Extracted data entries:
_ _ _ _
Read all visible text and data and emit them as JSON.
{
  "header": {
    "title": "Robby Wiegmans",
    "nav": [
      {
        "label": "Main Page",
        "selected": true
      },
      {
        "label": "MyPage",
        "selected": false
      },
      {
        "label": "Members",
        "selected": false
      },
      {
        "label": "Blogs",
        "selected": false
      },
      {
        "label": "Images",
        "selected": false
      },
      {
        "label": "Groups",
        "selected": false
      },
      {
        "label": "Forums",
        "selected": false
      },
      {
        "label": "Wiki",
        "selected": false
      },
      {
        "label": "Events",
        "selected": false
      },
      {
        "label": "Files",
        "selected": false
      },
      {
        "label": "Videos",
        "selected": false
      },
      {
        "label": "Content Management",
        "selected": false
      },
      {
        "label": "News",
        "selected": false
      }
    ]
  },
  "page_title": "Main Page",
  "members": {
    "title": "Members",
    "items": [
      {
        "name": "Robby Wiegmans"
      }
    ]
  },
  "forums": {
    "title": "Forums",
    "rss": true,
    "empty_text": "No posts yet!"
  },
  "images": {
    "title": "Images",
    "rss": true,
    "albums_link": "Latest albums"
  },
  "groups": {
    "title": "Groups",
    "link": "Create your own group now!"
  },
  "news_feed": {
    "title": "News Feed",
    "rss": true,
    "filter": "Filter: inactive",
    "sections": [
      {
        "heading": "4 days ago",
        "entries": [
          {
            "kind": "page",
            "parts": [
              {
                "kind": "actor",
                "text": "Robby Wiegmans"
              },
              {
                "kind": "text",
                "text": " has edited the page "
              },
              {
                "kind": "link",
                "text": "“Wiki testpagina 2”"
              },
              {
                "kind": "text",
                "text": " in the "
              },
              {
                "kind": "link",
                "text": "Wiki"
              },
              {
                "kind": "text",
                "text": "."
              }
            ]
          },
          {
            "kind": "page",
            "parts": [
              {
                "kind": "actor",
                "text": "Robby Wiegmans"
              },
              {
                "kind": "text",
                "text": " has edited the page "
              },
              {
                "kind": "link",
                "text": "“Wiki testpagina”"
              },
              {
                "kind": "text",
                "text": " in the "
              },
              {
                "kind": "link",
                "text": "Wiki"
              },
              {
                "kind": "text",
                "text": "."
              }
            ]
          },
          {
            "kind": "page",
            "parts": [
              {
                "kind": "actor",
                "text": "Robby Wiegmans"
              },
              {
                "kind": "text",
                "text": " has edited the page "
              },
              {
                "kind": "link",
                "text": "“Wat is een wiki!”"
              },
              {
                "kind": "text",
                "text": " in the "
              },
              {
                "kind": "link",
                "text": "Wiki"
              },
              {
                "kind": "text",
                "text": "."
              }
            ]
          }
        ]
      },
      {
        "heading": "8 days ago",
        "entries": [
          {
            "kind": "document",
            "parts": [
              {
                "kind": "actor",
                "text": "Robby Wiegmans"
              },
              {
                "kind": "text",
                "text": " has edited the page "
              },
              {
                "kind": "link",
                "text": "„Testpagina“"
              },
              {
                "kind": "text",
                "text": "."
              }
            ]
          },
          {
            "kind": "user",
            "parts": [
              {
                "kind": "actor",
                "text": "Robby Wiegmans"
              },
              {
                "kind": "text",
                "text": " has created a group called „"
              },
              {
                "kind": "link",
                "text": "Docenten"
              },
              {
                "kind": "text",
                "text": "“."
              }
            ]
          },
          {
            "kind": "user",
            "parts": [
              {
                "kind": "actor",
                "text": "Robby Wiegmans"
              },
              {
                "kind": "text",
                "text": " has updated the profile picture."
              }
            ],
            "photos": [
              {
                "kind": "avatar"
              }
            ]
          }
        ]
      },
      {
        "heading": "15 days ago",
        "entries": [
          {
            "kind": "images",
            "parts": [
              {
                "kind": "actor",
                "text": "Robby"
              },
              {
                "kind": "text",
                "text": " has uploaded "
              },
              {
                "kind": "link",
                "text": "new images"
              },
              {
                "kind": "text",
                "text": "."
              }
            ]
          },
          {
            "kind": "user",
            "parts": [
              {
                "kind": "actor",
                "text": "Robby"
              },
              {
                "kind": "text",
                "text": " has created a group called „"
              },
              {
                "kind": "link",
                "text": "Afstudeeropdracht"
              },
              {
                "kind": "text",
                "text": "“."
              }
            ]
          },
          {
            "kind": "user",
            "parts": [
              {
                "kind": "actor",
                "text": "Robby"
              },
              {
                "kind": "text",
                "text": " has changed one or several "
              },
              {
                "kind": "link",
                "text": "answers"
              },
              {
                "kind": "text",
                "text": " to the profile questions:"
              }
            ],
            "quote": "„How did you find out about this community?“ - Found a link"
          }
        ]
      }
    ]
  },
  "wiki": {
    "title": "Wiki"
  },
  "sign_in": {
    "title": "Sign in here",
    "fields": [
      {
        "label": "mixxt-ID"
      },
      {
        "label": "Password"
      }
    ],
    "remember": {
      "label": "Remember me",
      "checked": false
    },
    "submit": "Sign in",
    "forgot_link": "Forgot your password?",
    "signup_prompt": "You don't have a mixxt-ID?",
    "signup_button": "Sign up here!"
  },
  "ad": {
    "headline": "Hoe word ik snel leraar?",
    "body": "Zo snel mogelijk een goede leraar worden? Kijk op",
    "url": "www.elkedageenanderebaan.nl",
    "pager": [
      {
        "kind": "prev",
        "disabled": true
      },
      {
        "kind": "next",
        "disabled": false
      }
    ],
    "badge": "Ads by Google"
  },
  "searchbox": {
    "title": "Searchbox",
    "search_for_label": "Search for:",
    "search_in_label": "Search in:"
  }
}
_ _ _ _
Return each line of the data exactly as written above.

Read all visible text and data and emit them as JSON.
{
  "header": {
    "title": "Robby Wiegmans",
    "nav": [
      {
        "label": "Main Page",
        "selected": true
      },
      {
        "label": "MyPage",
        "selected": false
      },
      {
        "label": "Members",
        "selected": false
      },
      {
        "label": "Blogs",
        "selected": false
      },
      {
        "label": "Images",
        "selected": false
      },
      {
        "label": "Groups",
        "selected": false
      },
      {
        "label": "Forums",
        "selected": false
      },
      {
        "label": "Wiki",
        "selected": false
      },
      {
        "label": "Events",
        "selected": false
      },
      {
        "label": "Files",
        "selected": false
      },
      {
        "label": "Videos",
        "selected": false
      },
      {
        "label": "Content Management",
        "selected": false
      },
      {
        "label": "News",
        "selected": false
      }
    ]
  },
  "page_title": "Main Page",
  "members": {
    "title": "Members",
    "items": [
      {
        "name": "Robby Wiegmans"
      }
    ]
  },
  "forums": {
    "title": "Forums",
    "rss": true,
    "empty_text": "No posts yet!"
  },
  "images": {
    "title": "Images",
    "rss": true,
    "albums_link": "Latest albums"
  },
  "groups": {
    "title": "Groups",
    "link": "Create your own group now!"
  },
  "news_feed": {
    "title": "News Feed",
    "rss": true,
    "filter": "Filter: inactive",
    "sections": [
      {
        "heading": "4 days ago",
        "entries": [
          {
            "kind": "page",
            "parts": [
              {
                "kind": "actor",
                "text": "Robby Wiegmans"
              },
              {
                "kind": "text",
                "text": " has edited the page "
              },
              {
                "kind": "link",
                "text": "“Wiki testpagina 2”"
              },
              {
                "kind": "text",
                "text": " in the "
              },
              {
                "kind": "link",
                "text": "Wiki"
              },
              {
                "kind": "text",
                "text": "."
              }
            ]
          },
          {
            "kind": "page",
            "parts": [
              {
                "kind": "actor",
                "text": "Robby Wiegmans"
              },
              {
                "kind": "text",
                "text": " has edited the page "
              },
              {
                "kind": "link",
                "text": "“Wiki testpagina”"
              },
              {
                "kind": "text",
                "text": " in the "
              },
              {
                "kind": "link",
                "text": "Wiki"
              },
              {
                "kind": "text",
                "text": "."
              }
            ]
          },
          {
            "kind": "page",
            "parts": [
              {
                "kind": "actor",
                "text": "Robby Wiegmans"
              },
              {
                "kind": "text",
                "text": " has edited the page "
              },
              {
                "kind": "link",
                "text": "“Wat is een wiki!”"
              },
              {
                "kind": "text",
                "text": " in the "
              },
              {
                "kind": "link",
                "text": "Wiki"
              },
              {
                "kind": "text",
                "text": "."
              }
            ]
          }
        ]
      },
      {
        "heading": "8 days ago",
        "entries": [
          {
            "kind": "document",
            "parts": [
              {
                "kind": "actor",
                "text": "Robby Wiegmans"
              },
              {
                "kind": "text",
                "text": " has edited the page "
              },
              {
                "kind": "link",
                "text": "„Testpagina“"
              },
              {
                "kind": "text",
                "text": "."
              }
            ]
          },
          {
            "kind": "user",
            "parts": [
              {
                "kind": "actor",
                "text": "Robby Wiegmans"
              },
              {
                "kind": "text",
                "text": " has created a group called „"
              },
              {
                "kind": "link",
                "text": "Docenten"
              },
              {
                "kind": "text",
                "text": "“."
              }
            ]
          },
          {
            "kind": "user",
            "parts": [
              {
                "kind": "actor",
                "text": "Robby Wiegmans"
              },
              {
                "kind": "text",
                "text": " has updated the profile picture."
              }
            ],
            "photos": [
              {
                "kind": "avatar"
              }
            ]
          }
        ]
      },
      {
        "heading": "15 days ago",
        "entries": [
          {
            "kind": "images",
            "parts": [
              {
                "kind": "actor",
                "text": "Robby"
              },
              {
                "kind": "text",
                "text": " has uploaded "
              },
              {
                "kind": "link",
                "text": "new images"
              },
              {
                "kind": "text",
                "text": "."
              }
            ]
          },
          {
            "kind": "user",
            "parts": [
              {
                "kind": "actor",
                "text": "Robby"
              },
              {
                "kind": "text",
                "text": " has created a group called „"
              },
              {
                "kind": "link",
                "text": "Afstudeeropdracht"
              },
              {
                "kind": "text",
                "text": "“."
              }
            ]
          },
          {
            "kind": "user",
            "parts": [
              {
                "kind": "actor",
                "text": "Robby"
              },
              {
                "kind": "text",
                "text": " has changed one or several "
              },
              {
                "kind": "link",
                "text": "answers"
              },
              {
                "kind": "text",
                "text": " to the profile questions:"
              }
            ],
            "quote": "„How did you find out about this community?“ - Found a link"
          }
        ]
      }
    ]
  },
  "wiki": {
    "title": "Wiki"
  },
  "sign_in": {
    "title": "Sign in here",
    "fields": [
      {
        "label": "mixxt-ID"
      },
      {
        "label": "Password"
      }
    ],
    "remember": {
      "label": "Remember me",
      "checked": false
    },
    "submit": "Sign in",
    "forgot_link": "Forgot your password?",
    "signup_prompt": "You don't have a mixxt-ID?",
    "signup_button": "Sign up here!"
  },
  "ad": {
    "headline": "Hoe word ik snel leraar?",
    "body": "Zo snel mogelijk een goede leraar worden? Kijk op",
    "url": "www.elkedageenanderebaan.nl",
    "pager": [
      {
        "kind": "prev",
        "disabled": true
      },
      {
        "kind": "next",
        "disabled": false
      }
    ],
    "badge": "Ads by Google"
  },
  "searchbox": {
    "title": "Searchbox",
    "search_for_label": "Search for:",
    "search_in_label": "Search in:"
  }
}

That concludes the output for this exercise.